*** Provided records
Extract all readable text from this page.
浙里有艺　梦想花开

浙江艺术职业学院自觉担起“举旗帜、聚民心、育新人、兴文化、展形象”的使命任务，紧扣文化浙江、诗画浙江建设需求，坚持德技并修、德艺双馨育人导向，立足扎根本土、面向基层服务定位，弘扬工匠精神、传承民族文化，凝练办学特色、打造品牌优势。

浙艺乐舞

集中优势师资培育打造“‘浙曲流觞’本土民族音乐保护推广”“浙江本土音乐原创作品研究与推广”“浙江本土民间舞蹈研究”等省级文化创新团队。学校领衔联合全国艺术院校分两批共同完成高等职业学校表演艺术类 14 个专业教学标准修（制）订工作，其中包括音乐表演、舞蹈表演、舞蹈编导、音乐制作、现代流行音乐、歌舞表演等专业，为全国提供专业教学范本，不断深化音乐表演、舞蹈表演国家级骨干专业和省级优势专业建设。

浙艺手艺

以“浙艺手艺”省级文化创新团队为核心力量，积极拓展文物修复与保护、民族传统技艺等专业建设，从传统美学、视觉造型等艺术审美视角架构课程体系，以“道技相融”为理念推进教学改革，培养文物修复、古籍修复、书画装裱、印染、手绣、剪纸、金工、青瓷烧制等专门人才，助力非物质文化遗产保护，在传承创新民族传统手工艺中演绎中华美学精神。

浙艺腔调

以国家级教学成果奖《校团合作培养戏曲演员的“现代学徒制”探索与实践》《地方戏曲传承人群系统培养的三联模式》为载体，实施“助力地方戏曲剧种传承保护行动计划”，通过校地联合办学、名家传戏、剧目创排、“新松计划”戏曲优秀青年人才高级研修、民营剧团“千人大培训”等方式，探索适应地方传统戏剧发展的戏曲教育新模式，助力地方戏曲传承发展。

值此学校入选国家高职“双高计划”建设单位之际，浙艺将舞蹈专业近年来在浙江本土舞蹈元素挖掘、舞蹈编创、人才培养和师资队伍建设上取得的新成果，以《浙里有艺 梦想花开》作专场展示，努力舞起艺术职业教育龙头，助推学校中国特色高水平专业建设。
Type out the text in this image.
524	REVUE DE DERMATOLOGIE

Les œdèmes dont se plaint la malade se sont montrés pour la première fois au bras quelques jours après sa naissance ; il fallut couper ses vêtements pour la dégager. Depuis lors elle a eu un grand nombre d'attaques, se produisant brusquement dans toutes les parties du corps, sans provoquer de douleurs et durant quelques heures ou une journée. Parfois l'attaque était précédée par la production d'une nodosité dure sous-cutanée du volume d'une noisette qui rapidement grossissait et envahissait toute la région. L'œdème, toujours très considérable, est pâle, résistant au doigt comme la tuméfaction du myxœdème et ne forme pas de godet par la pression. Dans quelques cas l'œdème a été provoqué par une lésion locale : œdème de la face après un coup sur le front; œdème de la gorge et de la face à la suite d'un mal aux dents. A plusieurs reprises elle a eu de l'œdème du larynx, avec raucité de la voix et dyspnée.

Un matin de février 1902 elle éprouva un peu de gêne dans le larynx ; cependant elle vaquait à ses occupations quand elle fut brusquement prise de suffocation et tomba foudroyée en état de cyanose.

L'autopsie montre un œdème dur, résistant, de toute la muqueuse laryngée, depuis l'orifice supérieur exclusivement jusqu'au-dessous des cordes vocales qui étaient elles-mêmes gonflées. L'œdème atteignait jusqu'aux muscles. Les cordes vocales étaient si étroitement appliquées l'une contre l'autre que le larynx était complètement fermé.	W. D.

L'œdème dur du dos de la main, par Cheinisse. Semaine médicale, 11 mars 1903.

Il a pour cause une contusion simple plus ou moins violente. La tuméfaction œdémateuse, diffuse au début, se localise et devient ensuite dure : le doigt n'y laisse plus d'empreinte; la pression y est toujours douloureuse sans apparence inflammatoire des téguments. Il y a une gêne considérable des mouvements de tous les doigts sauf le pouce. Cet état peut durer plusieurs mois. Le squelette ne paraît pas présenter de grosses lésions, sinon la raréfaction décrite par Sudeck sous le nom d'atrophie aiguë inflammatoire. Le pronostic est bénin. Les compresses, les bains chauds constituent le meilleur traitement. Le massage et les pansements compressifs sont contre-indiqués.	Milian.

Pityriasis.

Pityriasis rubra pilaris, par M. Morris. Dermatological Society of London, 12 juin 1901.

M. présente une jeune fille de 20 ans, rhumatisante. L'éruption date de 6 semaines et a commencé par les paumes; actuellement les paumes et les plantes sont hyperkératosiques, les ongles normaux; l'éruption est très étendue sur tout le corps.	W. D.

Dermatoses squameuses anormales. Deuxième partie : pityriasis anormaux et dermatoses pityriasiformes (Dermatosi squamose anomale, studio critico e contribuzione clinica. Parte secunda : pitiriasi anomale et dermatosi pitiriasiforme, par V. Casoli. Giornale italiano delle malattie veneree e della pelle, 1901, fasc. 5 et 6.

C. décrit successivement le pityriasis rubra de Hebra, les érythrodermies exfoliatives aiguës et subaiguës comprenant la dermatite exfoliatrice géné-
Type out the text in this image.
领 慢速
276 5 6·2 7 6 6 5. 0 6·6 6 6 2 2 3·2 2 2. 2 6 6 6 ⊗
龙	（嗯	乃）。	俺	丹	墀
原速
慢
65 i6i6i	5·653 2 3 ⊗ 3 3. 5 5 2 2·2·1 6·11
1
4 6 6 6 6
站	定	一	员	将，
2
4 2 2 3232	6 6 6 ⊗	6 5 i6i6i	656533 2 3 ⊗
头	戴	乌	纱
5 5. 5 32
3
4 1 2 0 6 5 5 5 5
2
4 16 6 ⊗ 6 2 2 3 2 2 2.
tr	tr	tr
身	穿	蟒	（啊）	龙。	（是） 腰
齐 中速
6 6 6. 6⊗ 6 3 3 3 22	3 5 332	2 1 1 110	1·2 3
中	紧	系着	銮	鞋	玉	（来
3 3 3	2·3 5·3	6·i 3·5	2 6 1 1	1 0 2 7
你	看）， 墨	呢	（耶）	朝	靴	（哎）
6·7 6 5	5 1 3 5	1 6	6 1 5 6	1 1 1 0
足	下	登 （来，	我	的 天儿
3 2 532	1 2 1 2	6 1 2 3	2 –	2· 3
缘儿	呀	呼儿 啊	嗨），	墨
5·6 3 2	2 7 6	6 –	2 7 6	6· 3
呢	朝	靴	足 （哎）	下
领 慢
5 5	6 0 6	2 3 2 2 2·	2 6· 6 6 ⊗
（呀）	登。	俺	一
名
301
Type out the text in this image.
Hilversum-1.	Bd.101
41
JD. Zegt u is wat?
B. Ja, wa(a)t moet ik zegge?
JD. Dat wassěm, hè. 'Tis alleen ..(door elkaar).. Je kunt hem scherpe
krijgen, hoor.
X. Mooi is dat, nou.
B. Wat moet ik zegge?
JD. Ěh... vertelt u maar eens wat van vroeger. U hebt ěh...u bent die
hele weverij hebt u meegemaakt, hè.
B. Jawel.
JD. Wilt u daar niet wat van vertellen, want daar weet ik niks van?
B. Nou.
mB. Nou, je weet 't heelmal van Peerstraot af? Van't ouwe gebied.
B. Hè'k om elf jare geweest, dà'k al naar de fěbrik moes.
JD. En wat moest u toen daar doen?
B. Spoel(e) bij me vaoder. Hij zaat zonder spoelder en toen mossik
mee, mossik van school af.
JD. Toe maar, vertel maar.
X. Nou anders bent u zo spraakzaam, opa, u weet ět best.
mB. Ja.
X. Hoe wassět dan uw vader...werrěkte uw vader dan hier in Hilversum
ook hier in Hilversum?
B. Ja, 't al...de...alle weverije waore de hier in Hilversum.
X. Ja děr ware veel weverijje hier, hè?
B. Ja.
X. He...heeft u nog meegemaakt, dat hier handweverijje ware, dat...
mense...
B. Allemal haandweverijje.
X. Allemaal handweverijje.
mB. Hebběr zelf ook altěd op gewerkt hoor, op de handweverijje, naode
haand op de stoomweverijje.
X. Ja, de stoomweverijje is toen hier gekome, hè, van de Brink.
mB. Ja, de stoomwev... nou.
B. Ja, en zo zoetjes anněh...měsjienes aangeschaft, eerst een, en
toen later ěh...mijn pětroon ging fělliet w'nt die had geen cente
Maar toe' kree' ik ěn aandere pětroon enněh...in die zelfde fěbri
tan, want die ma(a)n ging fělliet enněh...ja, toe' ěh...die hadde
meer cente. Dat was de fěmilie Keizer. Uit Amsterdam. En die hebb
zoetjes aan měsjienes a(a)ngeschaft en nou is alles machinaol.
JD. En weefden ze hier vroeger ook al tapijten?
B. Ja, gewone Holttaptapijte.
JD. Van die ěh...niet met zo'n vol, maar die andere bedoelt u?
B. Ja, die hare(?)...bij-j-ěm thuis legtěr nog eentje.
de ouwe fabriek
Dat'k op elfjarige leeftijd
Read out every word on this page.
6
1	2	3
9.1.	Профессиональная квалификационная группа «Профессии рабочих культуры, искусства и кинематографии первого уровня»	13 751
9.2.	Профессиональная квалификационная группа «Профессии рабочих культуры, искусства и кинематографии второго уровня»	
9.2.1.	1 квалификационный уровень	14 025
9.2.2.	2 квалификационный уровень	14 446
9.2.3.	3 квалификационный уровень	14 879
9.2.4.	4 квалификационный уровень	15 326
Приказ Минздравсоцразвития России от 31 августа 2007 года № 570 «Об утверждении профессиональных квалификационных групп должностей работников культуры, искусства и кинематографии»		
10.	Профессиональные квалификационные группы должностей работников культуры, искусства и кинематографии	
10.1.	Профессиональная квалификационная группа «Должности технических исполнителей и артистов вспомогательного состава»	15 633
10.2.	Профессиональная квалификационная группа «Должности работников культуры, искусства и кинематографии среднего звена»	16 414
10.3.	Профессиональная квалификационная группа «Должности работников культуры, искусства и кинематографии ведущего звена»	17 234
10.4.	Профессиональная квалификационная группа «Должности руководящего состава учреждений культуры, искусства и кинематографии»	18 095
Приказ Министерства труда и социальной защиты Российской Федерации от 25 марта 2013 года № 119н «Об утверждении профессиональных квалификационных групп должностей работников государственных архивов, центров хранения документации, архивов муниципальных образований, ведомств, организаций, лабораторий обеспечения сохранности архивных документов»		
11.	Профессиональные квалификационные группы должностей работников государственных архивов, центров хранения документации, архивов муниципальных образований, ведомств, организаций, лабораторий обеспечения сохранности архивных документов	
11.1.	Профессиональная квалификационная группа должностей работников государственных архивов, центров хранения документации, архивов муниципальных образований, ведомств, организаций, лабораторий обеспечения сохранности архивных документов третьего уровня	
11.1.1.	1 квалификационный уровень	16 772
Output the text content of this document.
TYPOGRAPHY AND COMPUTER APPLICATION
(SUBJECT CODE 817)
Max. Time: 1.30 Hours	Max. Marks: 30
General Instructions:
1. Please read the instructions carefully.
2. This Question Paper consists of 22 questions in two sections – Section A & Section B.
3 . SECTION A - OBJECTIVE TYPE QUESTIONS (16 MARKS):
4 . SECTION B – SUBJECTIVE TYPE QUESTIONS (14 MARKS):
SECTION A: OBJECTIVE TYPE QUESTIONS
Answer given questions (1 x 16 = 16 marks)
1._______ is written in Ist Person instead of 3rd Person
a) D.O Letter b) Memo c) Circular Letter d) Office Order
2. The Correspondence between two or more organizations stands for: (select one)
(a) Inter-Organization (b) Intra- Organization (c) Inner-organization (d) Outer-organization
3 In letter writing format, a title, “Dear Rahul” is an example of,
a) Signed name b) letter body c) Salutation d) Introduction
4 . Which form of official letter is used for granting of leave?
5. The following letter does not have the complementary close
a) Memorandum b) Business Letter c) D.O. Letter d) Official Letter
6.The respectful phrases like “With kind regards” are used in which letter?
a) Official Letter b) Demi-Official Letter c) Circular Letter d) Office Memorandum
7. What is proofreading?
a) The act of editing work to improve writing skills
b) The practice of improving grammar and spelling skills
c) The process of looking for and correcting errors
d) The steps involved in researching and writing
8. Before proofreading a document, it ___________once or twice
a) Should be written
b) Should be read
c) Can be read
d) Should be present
******
▸ Set task: Collect each line containing the string "обеспечения".

▸ Exercise response:
Приказ Министерства труда и социальной защиты Российской Федерации от 25 марта 2013 года № 119н «Об утверждении профессиональных квалификационных групп должностей работников государственных архивов, центров хранения документации, архивов муниципальных образований, ведомств, организаций, лабораторий обеспечения сохранности архивных документов»		
11.	Профессиональные квалификационные группы должностей работников государственных архивов, центров хранения документации, архивов муниципальных образований, ведомств, организаций, лабораторий обеспечения сохранности архивных документов	
11.1.	Профессиональная квалификационная группа должностей работников государственных архивов, центров хранения документации, архивов муниципальных образований, ведомств, организаций, лабораторий обеспечения сохранности архивных документов третьего уровня	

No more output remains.